* [Exercise objective]: How many lines of these entries hold the string "ylabel"? Reply with the number alone.

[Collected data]
--*--
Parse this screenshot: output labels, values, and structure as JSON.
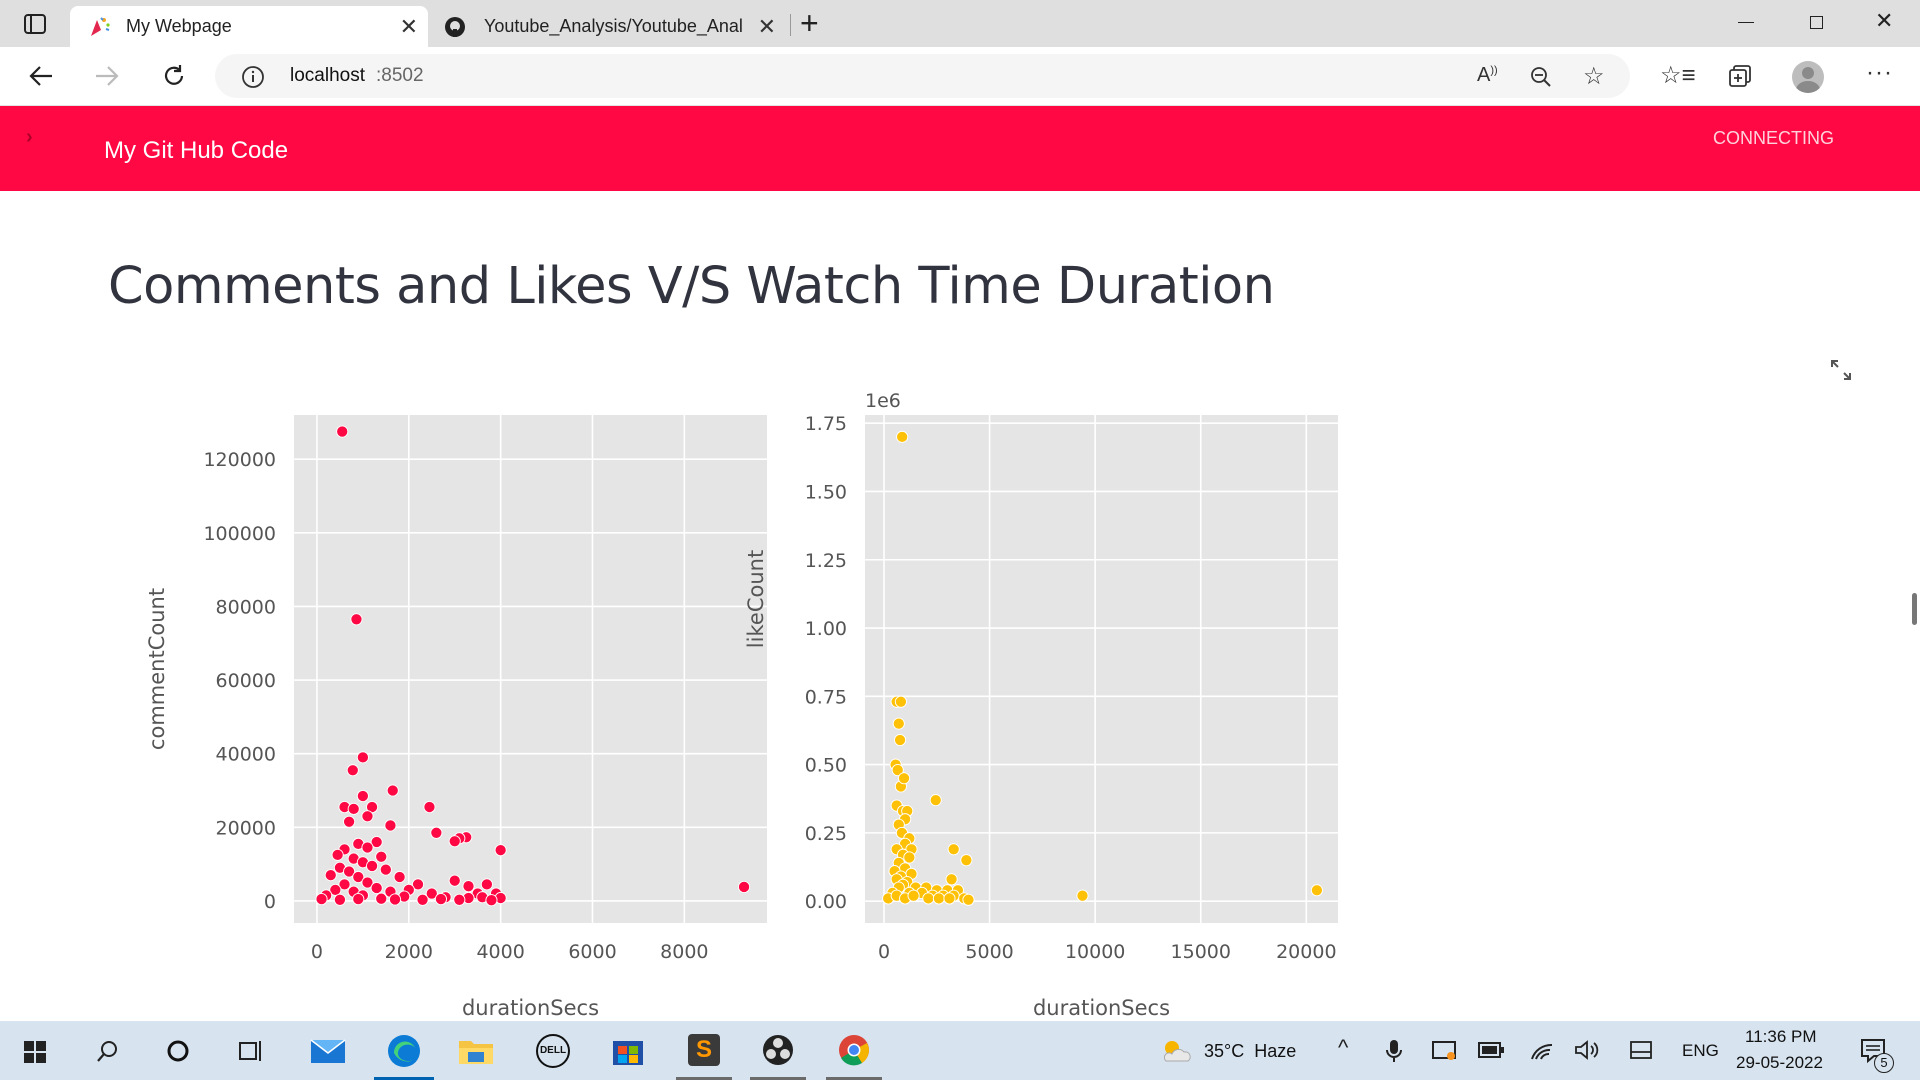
{
  "browser": {
    "tabs": [
      {
        "title": "My Webpage"
      },
      {
        "title": "Youtube_Analysis/Youtube_Analy"
      }
    ],
    "url_host": "localhost",
    "url_port": ":8502"
  },
  "app": {
    "header_link": "My Git Hub Code",
    "status": "CONNECTING",
    "heading": "Comments and Likes V/S Watch Time Duration"
  },
  "chart_data": [
    {
      "type": "scatter",
      "xlabel": "durationSecs",
      "ylabel": "commentCount",
      "color": "#ff0843",
      "xlim": [
        -500,
        9800
      ],
      "ylim": [
        -6000,
        132000
      ],
      "xticks": [
        "0",
        "2000",
        "4000",
        "6000",
        "8000"
      ],
      "xtick_values": [
        0,
        2000,
        4000,
        6000,
        8000
      ],
      "yticks": [
        "0",
        "20000",
        "40000",
        "60000",
        "80000",
        "100000",
        "120000"
      ],
      "ytick_values": [
        0,
        20000,
        40000,
        60000,
        80000,
        100000,
        120000
      ],
      "points": [
        [
          550,
          127500
        ],
        [
          860,
          76500
        ],
        [
          1000,
          39000
        ],
        [
          780,
          35500
        ],
        [
          1650,
          30000
        ],
        [
          2450,
          25500
        ],
        [
          1000,
          28500
        ],
        [
          600,
          25500
        ],
        [
          800,
          25000
        ],
        [
          1200,
          25500
        ],
        [
          1100,
          23000
        ],
        [
          700,
          21500
        ],
        [
          1600,
          20500
        ],
        [
          2600,
          18500
        ],
        [
          3250,
          17300
        ],
        [
          3100,
          17000
        ],
        [
          3000,
          16200
        ],
        [
          1300,
          16000
        ],
        [
          900,
          15500
        ],
        [
          1100,
          14500
        ],
        [
          600,
          14000
        ],
        [
          4000,
          13800
        ],
        [
          450,
          12500
        ],
        [
          1400,
          12000
        ],
        [
          800,
          11500
        ],
        [
          1000,
          10500
        ],
        [
          1200,
          9500
        ],
        [
          500,
          9000
        ],
        [
          1500,
          8500
        ],
        [
          700,
          8000
        ],
        [
          300,
          7000
        ],
        [
          1800,
          6500
        ],
        [
          900,
          6500
        ],
        [
          1100,
          5000
        ],
        [
          2200,
          4500
        ],
        [
          3000,
          5500
        ],
        [
          3700,
          4500
        ],
        [
          3300,
          4000
        ],
        [
          600,
          4500
        ],
        [
          1300,
          3500
        ],
        [
          2000,
          3000
        ],
        [
          400,
          3000
        ],
        [
          800,
          2500
        ],
        [
          1600,
          2500
        ],
        [
          2500,
          2000
        ],
        [
          3500,
          2000
        ],
        [
          3900,
          2000
        ],
        [
          200,
          1500
        ],
        [
          1000,
          1500
        ],
        [
          1900,
          1200
        ],
        [
          2800,
          1000
        ],
        [
          3300,
          800
        ],
        [
          3600,
          1000
        ],
        [
          4000,
          800
        ],
        [
          100,
          500
        ],
        [
          500,
          300
        ],
        [
          900,
          500
        ],
        [
          1400,
          600
        ],
        [
          1700,
          400
        ],
        [
          2300,
          300
        ],
        [
          2700,
          500
        ],
        [
          3100,
          300
        ],
        [
          3800,
          200
        ],
        [
          9300,
          3800
        ]
      ]
    },
    {
      "type": "scatter",
      "xlabel": "durationSecs",
      "ylabel": "likeCount",
      "offset_label": "1e6",
      "color": "#ffc107",
      "xlim": [
        -900,
        21500
      ],
      "ylim": [
        -0.08,
        1.78
      ],
      "xticks": [
        "0",
        "5000",
        "10000",
        "15000",
        "20000"
      ],
      "xtick_values": [
        0,
        5000,
        10000,
        15000,
        20000
      ],
      "yticks": [
        "0.00",
        "0.25",
        "0.50",
        "0.75",
        "1.00",
        "1.25",
        "1.50",
        "1.75"
      ],
      "ytick_values": [
        0,
        0.25,
        0.5,
        0.75,
        1.0,
        1.25,
        1.5,
        1.75
      ],
      "points": [
        [
          860,
          1.7
        ],
        [
          600,
          0.73
        ],
        [
          800,
          0.73
        ],
        [
          700,
          0.65
        ],
        [
          760,
          0.59
        ],
        [
          550,
          0.5
        ],
        [
          650,
          0.48
        ],
        [
          800,
          0.42
        ],
        [
          950,
          0.45
        ],
        [
          2450,
          0.37
        ],
        [
          600,
          0.35
        ],
        [
          900,
          0.33
        ],
        [
          1100,
          0.33
        ],
        [
          1000,
          0.3
        ],
        [
          700,
          0.28
        ],
        [
          850,
          0.25
        ],
        [
          1200,
          0.23
        ],
        [
          1000,
          0.21
        ],
        [
          1300,
          0.19
        ],
        [
          600,
          0.19
        ],
        [
          3300,
          0.19
        ],
        [
          900,
          0.17
        ],
        [
          1200,
          0.16
        ],
        [
          3900,
          0.15
        ],
        [
          700,
          0.14
        ],
        [
          1000,
          0.12
        ],
        [
          500,
          0.11
        ],
        [
          1300,
          0.1
        ],
        [
          800,
          0.09
        ],
        [
          600,
          0.08
        ],
        [
          3200,
          0.08
        ],
        [
          1100,
          0.07
        ],
        [
          900,
          0.06
        ],
        [
          700,
          0.05
        ],
        [
          1500,
          0.05
        ],
        [
          2000,
          0.05
        ],
        [
          2500,
          0.04
        ],
        [
          3000,
          0.04
        ],
        [
          3500,
          0.04
        ],
        [
          400,
          0.03
        ],
        [
          1200,
          0.03
        ],
        [
          1800,
          0.03
        ],
        [
          2300,
          0.02
        ],
        [
          2800,
          0.02
        ],
        [
          3300,
          0.02
        ],
        [
          3800,
          0.01
        ],
        [
          200,
          0.01
        ],
        [
          600,
          0.02
        ],
        [
          1000,
          0.01
        ],
        [
          1400,
          0.02
        ],
        [
          2100,
          0.01
        ],
        [
          2600,
          0.01
        ],
        [
          3100,
          0.01
        ],
        [
          4000,
          0.005
        ],
        [
          9400,
          0.02
        ],
        [
          20500,
          0.04
        ]
      ]
    }
  ],
  "taskbar": {
    "weather": "35°C  Haze",
    "lang": "ENG",
    "time": "11:36 PM",
    "date": "29-05-2022",
    "notif_count": "5"
  }
}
--*--
* [Exercise answer]: 2